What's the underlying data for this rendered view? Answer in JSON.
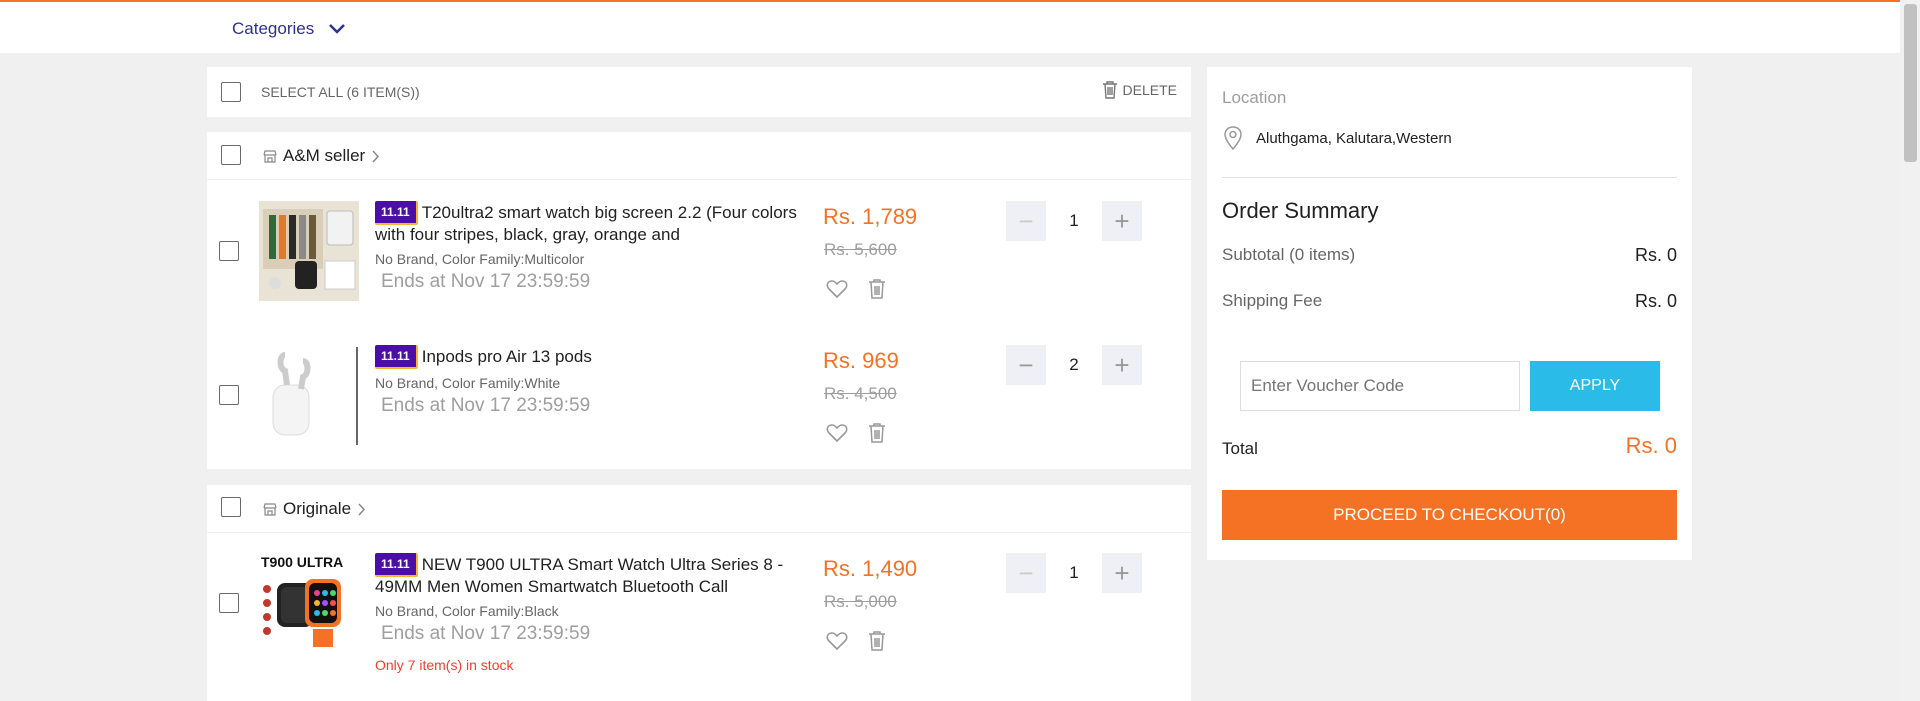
{
  "header": {
    "categories_label": "Categories"
  },
  "cart": {
    "select_all_label": "SELECT ALL (6 ITEM(S))",
    "delete_label": "DELETE",
    "stores": [
      {
        "name": "A&M seller",
        "items": [
          {
            "badge": "11.11",
            "title": "T20ultra2 smart watch big screen 2.2 (Four colors with four stripes, black, gray, orange and",
            "variant": "No Brand, Color Family:Multicolor",
            "ends": "Ends at Nov 17 23:59:59",
            "price": "Rs. 1,789",
            "old_price": "Rs. 5,600",
            "qty": "1"
          },
          {
            "badge": "11.11",
            "title": "Inpods pro Air 13 pods",
            "variant": "No Brand, Color Family:White",
            "ends": "Ends at Nov 17 23:59:59",
            "price": "Rs. 969",
            "old_price": "Rs. 4,500",
            "qty": "2"
          }
        ]
      },
      {
        "name": "Originale",
        "items": [
          {
            "badge": "11.11",
            "title": "NEW T900 ULTRA Smart Watch Ultra Series 8 - 49MM Men Women Smartwatch Bluetooth Call",
            "variant": "No Brand, Color Family:Black",
            "ends": "Ends at Nov 17 23:59:59",
            "stock": "Only 7 item(s) in stock",
            "price": "Rs. 1,490",
            "old_price": "Rs. 5,000",
            "qty": "1",
            "image_text": "T900 ULTRA"
          }
        ]
      }
    ]
  },
  "summary": {
    "location_title": "Location",
    "location": "Aluthgama, Kalutara,Western",
    "title": "Order Summary",
    "subtotal_label": "Subtotal (0 items)",
    "subtotal_value": "Rs. 0",
    "shipping_label": "Shipping Fee",
    "shipping_value": "Rs. 0",
    "voucher_placeholder": "Enter Voucher Code",
    "apply_label": "APPLY",
    "total_label": "Total",
    "total_value": "Rs. 0",
    "checkout_label": "PROCEED TO CHECKOUT(0)"
  },
  "colors": {
    "accent": "#f57224",
    "apply": "#2abbe8",
    "badge": "#4b0fa3",
    "link": "#2e3192"
  }
}
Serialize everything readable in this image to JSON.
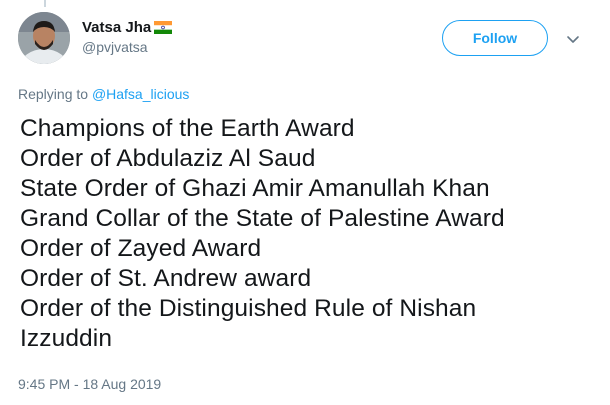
{
  "author": {
    "display_name": "Vatsa Jha",
    "handle": "@pvjvatsa",
    "flag_icon": "india-flag-icon"
  },
  "actions": {
    "follow_label": "Follow",
    "more_icon": "chevron-down-icon"
  },
  "reply": {
    "prefix": "Replying to",
    "to_handle": "@Hafsa_licious"
  },
  "tweet": {
    "lines": [
      "Champions of the Earth Award",
      "Order of Abdulaziz Al Saud",
      "State Order of Ghazi Amir Amanullah Khan",
      "Grand Collar of the State of Palestine Award",
      "Order of Zayed Award",
      "Order of St. Andrew award",
      "Order of the Distinguished Rule of Nishan",
      "Izzuddin"
    ],
    "timestamp": "9:45 PM - 18 Aug 2019"
  },
  "colors": {
    "accent": "#1da1f2",
    "text": "#14171a",
    "muted": "#657786",
    "flag_saffron": "#ff9933",
    "flag_white": "#ffffff",
    "flag_green": "#138808",
    "flag_chakra": "#000080"
  }
}
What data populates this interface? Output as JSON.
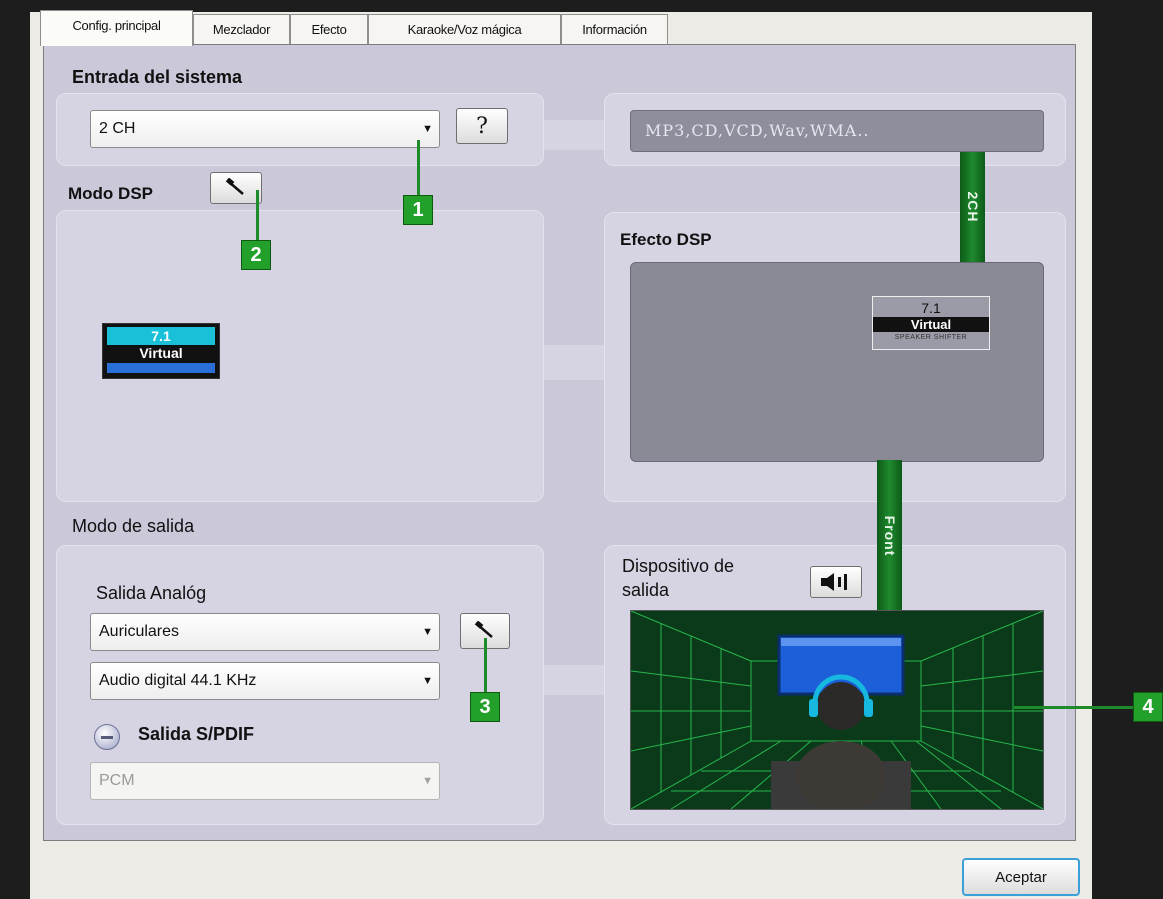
{
  "tabs": [
    {
      "label": "Config. principal",
      "active": true
    },
    {
      "label": "Mezclador",
      "active": false
    },
    {
      "label": "Efecto",
      "active": false
    },
    {
      "label": "Karaoke/Voz mágica",
      "active": false
    },
    {
      "label": "Información",
      "active": false
    }
  ],
  "input": {
    "heading": "Entrada del sistema",
    "select_value": "2 CH",
    "help_label": "?",
    "sources": "MP3,CD,VCD,Wav,WMA..",
    "channel_label": "2CH"
  },
  "dsp": {
    "heading": "Modo DSP",
    "logo_top": "7.1",
    "logo_mid": "Virtual",
    "effect_heading": "Efecto DSP",
    "effect_logo_top": "7.1",
    "effect_logo_mid": "Virtual",
    "effect_logo_bottom": "SPEAKER SHIFTER",
    "front_label": "Front"
  },
  "output": {
    "heading": "Modo de salida",
    "analog_label": "Salida Analóg",
    "analog_select": "Auriculares",
    "digital_select": "Audio digital  44.1 KHz",
    "spdif_label": "Salida S/PDIF",
    "spdif_select": "PCM",
    "device_heading_line1": "Dispositivo de",
    "device_heading_line2": "salida"
  },
  "markers": [
    "1",
    "2",
    "3",
    "4"
  ],
  "footer": {
    "accept_label": "Aceptar"
  },
  "colors": {
    "panel_bg": "#cbc8d9",
    "box_bg": "#d6d3e2",
    "marker_green": "#22a02a",
    "channel_green": "#1f8a2e",
    "screen_gray": "#8a8a96",
    "room_bg": "#0a3a1a"
  }
}
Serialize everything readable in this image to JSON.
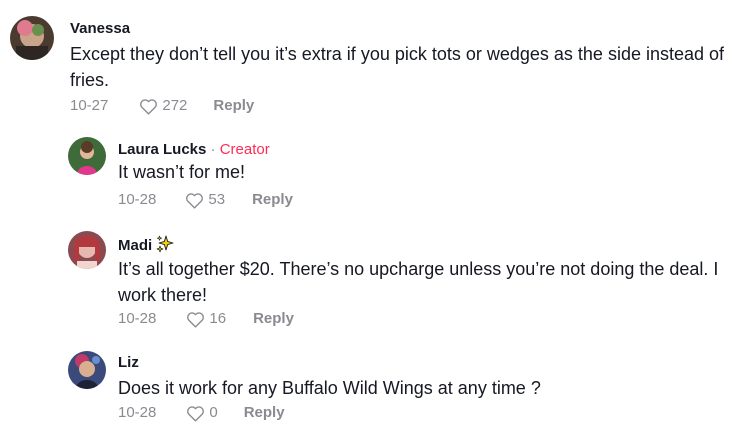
{
  "comments": [
    {
      "username": "Vanessa",
      "text": "Except they don’t tell you it’s extra if you pick tots or wedges as the side instead of fries.",
      "date": "10-27",
      "likes": "272",
      "reply_label": "Reply",
      "avatar": "avatar-photo"
    },
    {
      "username": "Laura Lucks",
      "separator": " · ",
      "creator_label": "Creator",
      "text": "It wasn’t for me!",
      "date": "10-28",
      "likes": "53",
      "reply_label": "Reply",
      "avatar": "avatar-photo"
    },
    {
      "username": "Madi",
      "username_icon": "sparkles-icon",
      "text": "It’s all together $20. There’s no upcharge unless you’re not doing the deal. I work there!",
      "date": "10-28",
      "likes": "16",
      "reply_label": "Reply",
      "avatar": "avatar-photo"
    },
    {
      "username": "Liz",
      "text": "Does it work for any Buffalo Wild Wings at any time ?",
      "date": "10-28",
      "likes": "0",
      "reply_label": "Reply",
      "avatar": "avatar-photo"
    }
  ],
  "colors": {
    "text": "#161823",
    "muted": "#8a8b91",
    "creator": "#fe2c55"
  },
  "icons": {
    "like": "heart-outline-icon"
  }
}
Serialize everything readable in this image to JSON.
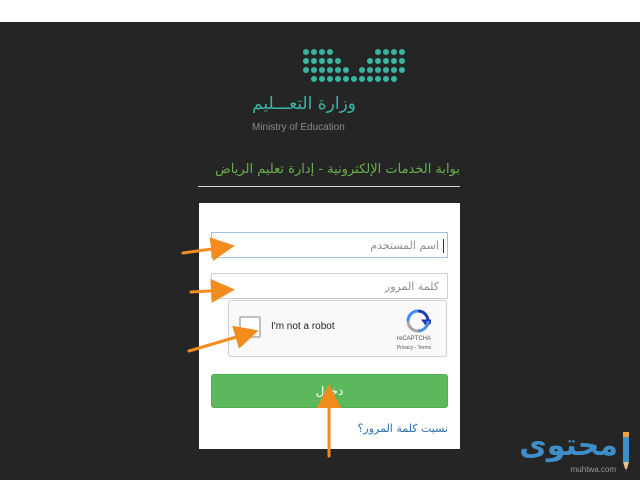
{
  "brand": {
    "ministry_ar": "وزارة التعـــليم",
    "ministry_en": "Ministry of Education",
    "accent_color": "#3ab5a4"
  },
  "portal": {
    "title": "بوابة الخدمات الإلكترونية - إدارة تعليم الرياض",
    "title_color": "#6ab04c"
  },
  "form": {
    "username_placeholder": "اسم المستخدم",
    "password_placeholder": "كلمة المرور",
    "login_label": "دخول",
    "login_color": "#5cb85c",
    "forgot_label": "نسيت كلمة المرور؟"
  },
  "recaptcha": {
    "label": "I'm not a robot",
    "brand": "reCAPTCHA",
    "links": "Privacy - Terms"
  },
  "watermark": {
    "text": "محتوى",
    "url": "muhtwa.com"
  },
  "annotation_color": "#f28c1e"
}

::::

Restate each entry word for word, leaving out any pictures.

Task solution -
What's the underlying data for this rendered view? Answer in JSON.
{
  "header": {
    "categories_label": "Categories"
  },
  "cart": {
    "select_all_label": "SELECT ALL (6 ITEM(S))",
    "delete_label": "DELETE",
    "stores": [
      {
        "name": "A&M seller",
        "items": [
          {
            "badge": "11.11",
            "title": "T20ultra2 smart watch big screen 2.2 (Four colors with four stripes, black, gray, orange and",
            "variant": "No Brand, Color Family:Multicolor",
            "ends": "Ends at Nov 17 23:59:59",
            "price": "Rs. 1,789",
            "old_price": "Rs. 5,600",
            "qty": "1"
          },
          {
            "badge": "11.11",
            "title": "Inpods pro Air 13 pods",
            "variant": "No Brand, Color Family:White",
            "ends": "Ends at Nov 17 23:59:59",
            "price": "Rs. 969",
            "old_price": "Rs. 4,500",
            "qty": "2"
          }
        ]
      },
      {
        "name": "Originale",
        "items": [
          {
            "badge": "11.11",
            "title": "NEW T900 ULTRA Smart Watch Ultra Series 8 - 49MM Men Women Smartwatch Bluetooth Call",
            "variant": "No Brand, Color Family:Black",
            "ends": "Ends at Nov 17 23:59:59",
            "stock": "Only 7 item(s) in stock",
            "price": "Rs. 1,490",
            "old_price": "Rs. 5,000",
            "qty": "1",
            "image_text": "T900 ULTRA"
          }
        ]
      }
    ]
  },
  "summary": {
    "location_title": "Location",
    "location": "Aluthgama, Kalutara,Western",
    "title": "Order Summary",
    "subtotal_label": "Subtotal (0 items)",
    "subtotal_value": "Rs. 0",
    "shipping_label": "Shipping Fee",
    "shipping_value": "Rs. 0",
    "voucher_placeholder": "Enter Voucher Code",
    "apply_label": "APPLY",
    "total_label": "Total",
    "total_value": "Rs. 0",
    "checkout_label": "PROCEED TO CHECKOUT(0)"
  },
  "colors": {
    "accent": "#f57224",
    "apply": "#2abbe8",
    "badge": "#4b0fa3",
    "link": "#2e3192"
  }
}
Serialize everything readable in this image to JSON.
{
  "author": {
    "display_name": "Vatsa Jha",
    "handle": "@pvjvatsa",
    "flag_icon": "india-flag-icon"
  },
  "actions": {
    "follow_label": "Follow",
    "more_icon": "chevron-down-icon"
  },
  "reply": {
    "prefix": "Replying to",
    "to_handle": "@Hafsa_licious"
  },
  "tweet": {
    "lines": [
      "Champions of the Earth Award",
      "Order of Abdulaziz Al Saud",
      "State Order of Ghazi Amir Amanullah Khan",
      "Grand Collar of the State of Palestine Award",
      "Order of Zayed Award",
      "Order of St. Andrew award",
      "Order of the Distinguished Rule of Nishan",
      "Izzuddin"
    ],
    "timestamp": "9:45 PM - 18 Aug 2019"
  },
  "colors": {
    "accent": "#1da1f2",
    "text": "#14171a",
    "muted": "#657786",
    "flag_saffron": "#ff9933",
    "flag_white": "#ffffff",
    "flag_green": "#138808",
    "flag_chakra": "#000080"
  }
}
What data populates this interface? Output as JSON.
{
  "tabs": [
    {
      "label": "Config. principal",
      "active": true
    },
    {
      "label": "Mezclador",
      "active": false
    },
    {
      "label": "Efecto",
      "active": false
    },
    {
      "label": "Karaoke/Voz mágica",
      "active": false
    },
    {
      "label": "Información",
      "active": false
    }
  ],
  "input": {
    "heading": "Entrada del sistema",
    "select_value": "2 CH",
    "help_label": "?",
    "sources": "MP3,CD,VCD,Wav,WMA..",
    "channel_label": "2CH"
  },
  "dsp": {
    "heading": "Modo DSP",
    "logo_top": "7.1",
    "logo_mid": "Virtual",
    "effect_heading": "Efecto DSP",
    "effect_logo_top": "7.1",
    "effect_logo_mid": "Virtual",
    "effect_logo_bottom": "SPEAKER SHIFTER",
    "front_label": "Front"
  },
  "output": {
    "heading": "Modo de salida",
    "analog_label": "Salida Analóg",
    "analog_select": "Auriculares",
    "digital_select": "Audio digital  44.1 KHz",
    "spdif_label": "Salida S/PDIF",
    "spdif_select": "PCM",
    "device_heading_line1": "Dispositivo de",
    "device_heading_line2": "salida"
  },
  "markers": [
    "1",
    "2",
    "3",
    "4"
  ],
  "footer": {
    "accept_label": "Aceptar"
  },
  "colors": {
    "panel_bg": "#cbc8d9",
    "box_bg": "#d6d3e2",
    "marker_green": "#22a02a",
    "channel_green": "#1f8a2e",
    "screen_gray": "#8a8a96",
    "room_bg": "#0a3a1a"
  }
}
Serialize everything readable in this image to JSON.
{
  "comments": [
    {
      "username": "Vanessa",
      "text": "Except they don’t tell you it’s extra if you pick tots or wedges as the side instead of fries.",
      "date": "10-27",
      "likes": "272",
      "reply_label": "Reply",
      "avatar": "avatar-photo"
    },
    {
      "username": "Laura Lucks",
      "separator": " · ",
      "creator_label": "Creator",
      "text": "It wasn’t for me!",
      "date": "10-28",
      "likes": "53",
      "reply_label": "Reply",
      "avatar": "avatar-photo"
    },
    {
      "username": "Madi",
      "username_icon": "sparkles-icon",
      "text": "It’s all together $20. There’s no upcharge unless you’re not doing the deal. I work there!",
      "date": "10-28",
      "likes": "16",
      "reply_label": "Reply",
      "avatar": "avatar-photo"
    },
    {
      "username": "Liz",
      "text": "Does it work for any Buffalo Wild Wings at any time ?",
      "date": "10-28",
      "likes": "0",
      "reply_label": "Reply",
      "avatar": "avatar-photo"
    }
  ],
  "colors": {
    "text": "#161823",
    "muted": "#8a8b91",
    "creator": "#fe2c55"
  },
  "icons": {
    "like": "heart-outline-icon"
  }
}
Serialize everything readable in this image to JSON.
{
  "brand": {
    "ministry_ar": "وزارة التعـــليم",
    "ministry_en": "Ministry of Education",
    "accent_color": "#3ab5a4"
  },
  "portal": {
    "title": "بوابة الخدمات الإلكترونية - إدارة تعليم الرياض",
    "title_color": "#6ab04c"
  },
  "form": {
    "username_placeholder": "اسم المستخدم",
    "password_placeholder": "كلمة المرور",
    "login_label": "دخول",
    "login_color": "#5cb85c",
    "forgot_label": "نسيت كلمة المرور؟"
  },
  "recaptcha": {
    "label": "I'm not a robot",
    "brand": "reCAPTCHA",
    "links": "Privacy - Terms"
  },
  "watermark": {
    "text": "محتوى",
    "url": "muhtwa.com"
  },
  "annotation_color": "#f28c1e"
}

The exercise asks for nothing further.